**Material to process**
• • • • • • •
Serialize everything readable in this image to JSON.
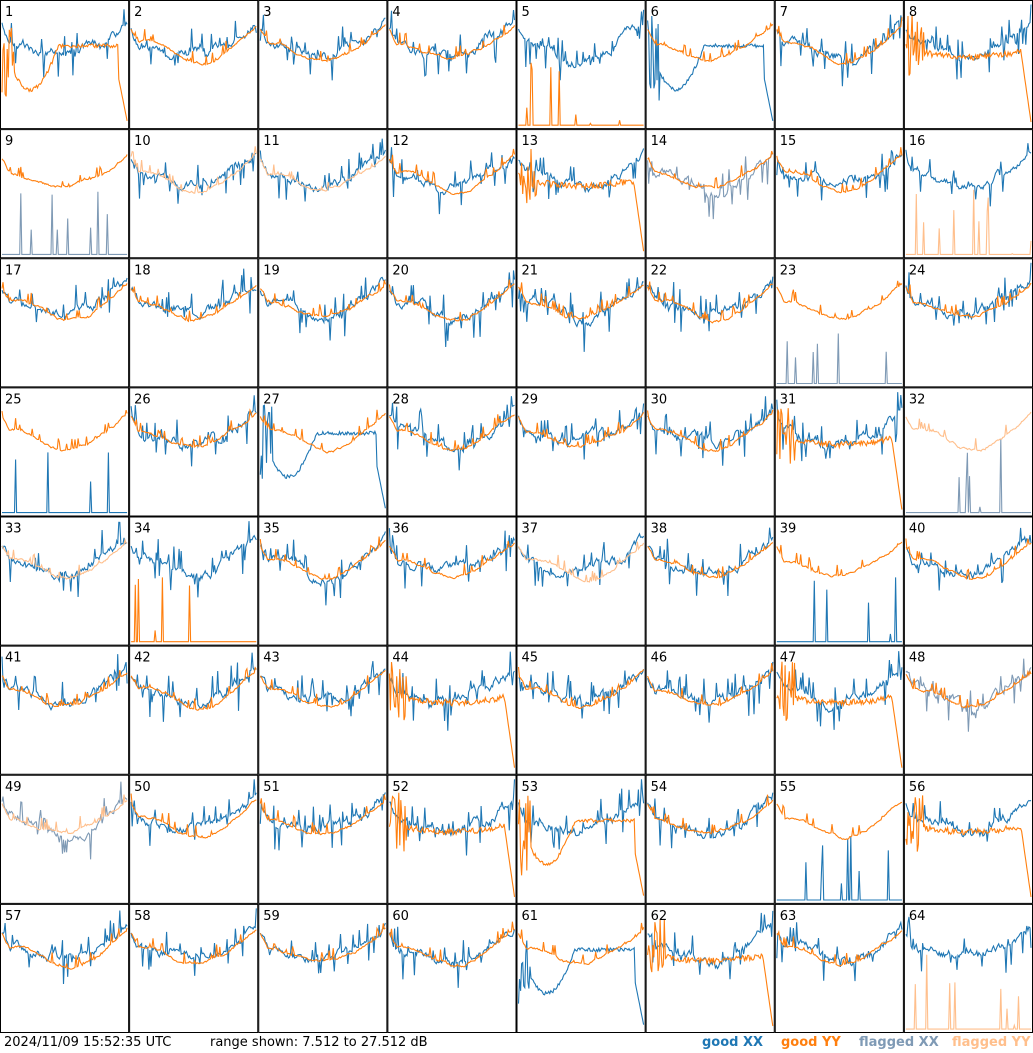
{
  "chart_data": {
    "type": "line",
    "description_units": "dB",
    "panels": [
      "1",
      "2",
      "3",
      "4",
      "5",
      "6",
      "7",
      "8",
      "9",
      "10",
      "11",
      "12",
      "13",
      "14",
      "15",
      "16",
      "17",
      "18",
      "19",
      "20",
      "21",
      "22",
      "23",
      "24",
      "25",
      "26",
      "27",
      "28",
      "29",
      "30",
      "31",
      "32",
      "33",
      "34",
      "35",
      "36",
      "37",
      "38",
      "39",
      "40",
      "41",
      "42",
      "43",
      "44",
      "45",
      "46",
      "47",
      "48",
      "49",
      "50",
      "51",
      "52",
      "53",
      "54",
      "55",
      "56",
      "57",
      "58",
      "59",
      "60",
      "61",
      "62",
      "63",
      "64"
    ],
    "grid": {
      "rows": 8,
      "cols": 8
    },
    "ylim": [
      7.512,
      27.512
    ],
    "series": [
      {
        "name": "good XX",
        "color": "#1f77b4"
      },
      {
        "name": "good YY",
        "color": "#ff7f0e"
      },
      {
        "name": "flagged XX",
        "color": "#7f9ab5"
      },
      {
        "name": "flagged YY",
        "color": "#ffbf8c"
      }
    ],
    "panel_styles": {
      "1": {
        "xx": "good",
        "yy": "good",
        "yy_shape": "dip"
      },
      "5": {
        "xx": "good",
        "yy": "good",
        "yy_shape": "floor"
      },
      "6": {
        "xx": "good",
        "yy": "good",
        "xx_shape": "dip"
      },
      "8": {
        "xx": "good",
        "yy": "good",
        "yy_shape": "flat"
      },
      "9": {
        "xx": "flagged",
        "yy": "good",
        "xx_shape": "floor"
      },
      "10": {
        "xx": "good",
        "yy": "flagged"
      },
      "11": {
        "xx": "good",
        "yy": "flagged"
      },
      "13": {
        "xx": "good",
        "yy": "good",
        "yy_shape": "flat"
      },
      "14": {
        "xx": "flagged",
        "yy": "good"
      },
      "16": {
        "xx": "good",
        "yy": "flagged",
        "yy_shape": "floor"
      },
      "23": {
        "xx": "flagged",
        "yy": "good",
        "xx_shape": "floor"
      },
      "25": {
        "xx": "good",
        "yy": "good",
        "xx_shape": "floor"
      },
      "27": {
        "xx": "good",
        "yy": "good",
        "xx_shape": "dip"
      },
      "31": {
        "xx": "good",
        "yy": "good",
        "yy_shape": "flat"
      },
      "32": {
        "xx": "flagged",
        "yy": "flagged",
        "xx_shape": "floor"
      },
      "33": {
        "xx": "good",
        "yy": "flagged"
      },
      "34": {
        "xx": "good",
        "yy": "good",
        "yy_shape": "floor"
      },
      "37": {
        "xx": "good",
        "yy": "flagged"
      },
      "39": {
        "xx": "good",
        "yy": "good",
        "xx_shape": "floor"
      },
      "44": {
        "xx": "good",
        "yy": "good",
        "yy_shape": "flat"
      },
      "47": {
        "xx": "good",
        "yy": "good",
        "yy_shape": "flat"
      },
      "48": {
        "xx": "flagged",
        "yy": "good"
      },
      "49": {
        "xx": "flagged",
        "yy": "flagged"
      },
      "52": {
        "xx": "good",
        "yy": "good",
        "yy_shape": "flat"
      },
      "53": {
        "xx": "good",
        "yy": "good",
        "yy_shape": "dip"
      },
      "55": {
        "xx": "good",
        "yy": "good",
        "xx_shape": "floor"
      },
      "56": {
        "xx": "good",
        "yy": "good",
        "yy_shape": "flat"
      },
      "61": {
        "xx": "good",
        "yy": "good",
        "xx_shape": "dip"
      },
      "62": {
        "xx": "good",
        "yy": "good",
        "yy_shape": "flat"
      },
      "64": {
        "xx": "good",
        "yy": "flagged",
        "yy_shape": "floor"
      }
    }
  },
  "footer": {
    "timestamp": "2024/11/09 15:52:35 UTC",
    "range": "range shown: 7.512 to 27.512 dB",
    "legend": {
      "good_xx": "good XX",
      "good_yy": "good YY",
      "flagged_xx": "flagged XX",
      "flagged_yy": "flagged YY"
    }
  }
}
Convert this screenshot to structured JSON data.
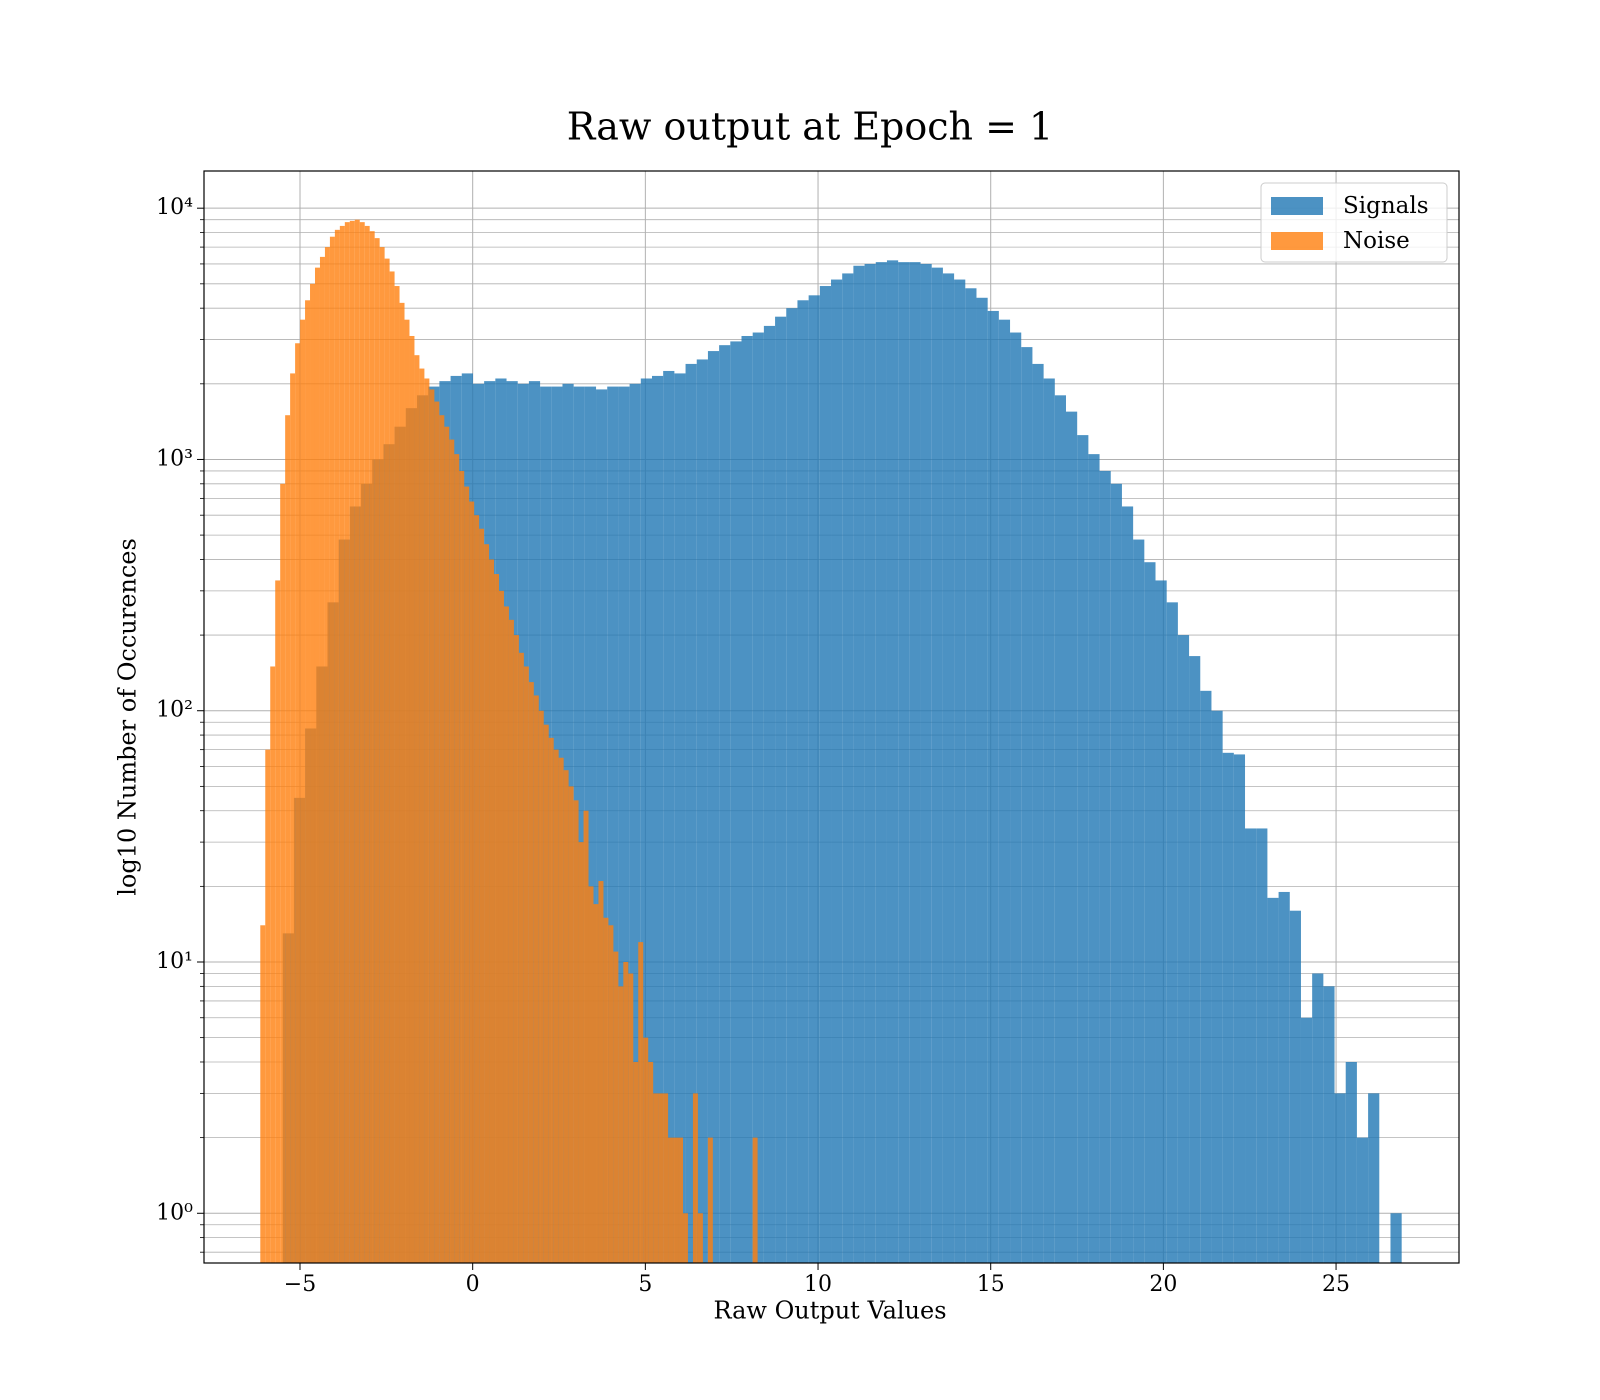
{
  "chart_data": {
    "type": "histogram",
    "title": "Raw output at Epoch = 1",
    "x_label": "Raw Output Values",
    "y_label": "log10 Number of Occurences",
    "log_y": true,
    "grid": true,
    "legend_corner": "upper right",
    "alpha": 0.8,
    "xlim": [
      -7.78,
      28.56
    ],
    "ylim": [
      0.634,
      14060
    ],
    "xticks": [
      {
        "value": -5,
        "label": "−5"
      },
      0,
      5,
      10,
      15,
      20,
      25
    ],
    "yticks": [
      {
        "value": 1,
        "label": "10⁰"
      },
      {
        "value": 10,
        "label": "10¹"
      },
      {
        "value": 100,
        "label": "10²"
      },
      {
        "value": 1000,
        "label": "10³"
      },
      {
        "value": 10000,
        "label": "10⁴"
      }
    ],
    "y_minor_ticks": [
      0.7,
      0.8,
      0.9,
      2,
      3,
      4,
      5,
      6,
      7,
      8,
      9,
      20,
      30,
      40,
      50,
      60,
      70,
      80,
      90,
      200,
      300,
      400,
      500,
      600,
      700,
      800,
      900,
      2000,
      3000,
      4000,
      5000,
      6000,
      7000,
      8000,
      9000
    ],
    "series": [
      {
        "name": "Signals",
        "color": "#1f77b4",
        "bins": [
          -5.5,
          -5.176,
          -4.852,
          -4.528,
          -4.204,
          -3.88,
          -3.556,
          -3.232,
          -2.908,
          -2.584,
          -2.26,
          -1.936,
          -1.612,
          -1.288,
          -0.964,
          -0.64,
          -0.316,
          0.008,
          0.332,
          0.656,
          0.98,
          1.304,
          1.628,
          1.952,
          2.276,
          2.6,
          2.924,
          3.248,
          3.572,
          3.896,
          4.22,
          4.544,
          4.868,
          5.192,
          5.516,
          5.84,
          6.164,
          6.488,
          6.812,
          7.136,
          7.46,
          7.784,
          8.108,
          8.432,
          8.756,
          9.08,
          9.404,
          9.728,
          10.052,
          10.376,
          10.7,
          11.024,
          11.348,
          11.672,
          11.996,
          12.32,
          12.644,
          12.968,
          13.292,
          13.616,
          13.94,
          14.264,
          14.588,
          14.912,
          15.236,
          15.56,
          15.884,
          16.208,
          16.532,
          16.856,
          17.18,
          17.504,
          17.828,
          18.152,
          18.476,
          18.8,
          19.124,
          19.448,
          19.772,
          20.096,
          20.42,
          20.744,
          21.068,
          21.392,
          21.716,
          22.04,
          22.364,
          22.688,
          23.012,
          23.336,
          23.66,
          23.984,
          24.308,
          24.632,
          24.956,
          25.28,
          25.604,
          25.928,
          26.252,
          26.576,
          26.9
        ],
        "values": [
          13,
          45,
          85,
          150,
          270,
          480,
          650,
          800,
          1000,
          1150,
          1350,
          1600,
          1800,
          1950,
          2050,
          2150,
          2200,
          2000,
          2050,
          2100,
          2050,
          2000,
          2050,
          1950,
          1950,
          2000,
          1950,
          1950,
          1900,
          1950,
          1950,
          2000,
          2100,
          2150,
          2250,
          2200,
          2400,
          2500,
          2700,
          2850,
          2950,
          3100,
          3200,
          3400,
          3700,
          4000,
          4300,
          4500,
          4900,
          5200,
          5500,
          5900,
          6000,
          6100,
          6200,
          6100,
          6100,
          6000,
          5800,
          5500,
          5200,
          4800,
          4400,
          3900,
          3600,
          3200,
          2800,
          2400,
          2100,
          1800,
          1550,
          1250,
          1050,
          900,
          800,
          650,
          480,
          390,
          330,
          270,
          200,
          165,
          120,
          100,
          68,
          67,
          34,
          34,
          18,
          19,
          16,
          6,
          9,
          8,
          3,
          4,
          2,
          3,
          0,
          1
        ]
      },
      {
        "name": "Noise",
        "color": "#ff7f0e",
        "bins": [
          -6.15,
          -6.006,
          -5.862,
          -5.718,
          -5.574,
          -5.43,
          -5.286,
          -5.142,
          -4.998,
          -4.854,
          -4.71,
          -4.566,
          -4.422,
          -4.278,
          -4.134,
          -3.99,
          -3.846,
          -3.702,
          -3.558,
          -3.414,
          -3.27,
          -3.126,
          -2.982,
          -2.838,
          -2.694,
          -2.55,
          -2.406,
          -2.262,
          -2.118,
          -1.974,
          -1.83,
          -1.686,
          -1.542,
          -1.398,
          -1.254,
          -1.11,
          -0.966,
          -0.822,
          -0.678,
          -0.534,
          -0.39,
          -0.246,
          -0.102,
          0.042,
          0.186,
          0.33,
          0.474,
          0.618,
          0.762,
          0.906,
          1.05,
          1.194,
          1.338,
          1.482,
          1.626,
          1.77,
          1.914,
          2.058,
          2.202,
          2.346,
          2.49,
          2.634,
          2.778,
          2.922,
          3.066,
          3.21,
          3.354,
          3.498,
          3.642,
          3.786,
          3.93,
          4.074,
          4.218,
          4.362,
          4.506,
          4.65,
          4.794,
          4.938,
          5.082,
          5.226,
          5.37,
          5.514,
          5.658,
          5.802,
          5.946,
          6.09,
          6.234,
          6.378,
          6.522,
          6.666,
          6.81,
          6.954,
          7.098,
          7.242,
          7.386,
          7.53,
          7.674,
          7.818,
          7.962,
          8.106,
          8.25
        ],
        "values": [
          14,
          70,
          150,
          330,
          800,
          1500,
          2200,
          2900,
          3600,
          4300,
          5000,
          5800,
          6400,
          7000,
          7700,
          8200,
          8500,
          8800,
          8900,
          9000,
          8800,
          8500,
          8100,
          7600,
          7000,
          6300,
          5600,
          4900,
          4200,
          3600,
          3100,
          2600,
          2300,
          2100,
          1900,
          1700,
          1500,
          1350,
          1200,
          1050,
          900,
          780,
          680,
          600,
          530,
          460,
          400,
          350,
          300,
          260,
          230,
          200,
          170,
          150,
          130,
          115,
          100,
          88,
          78,
          70,
          65,
          58,
          50,
          44,
          30,
          40,
          20,
          17,
          21,
          15,
          14,
          11,
          8,
          10,
          9,
          4,
          12,
          5,
          4,
          3,
          3,
          3,
          2,
          2,
          2,
          1,
          0,
          3,
          1,
          0,
          2,
          0,
          0,
          0,
          0,
          0,
          0,
          0,
          0,
          2
        ]
      }
    ]
  }
}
• • • • • • •
**Aim**
Tally up the lines holding the string "JSON" in this listing, and report the total alone.

**Written response**
2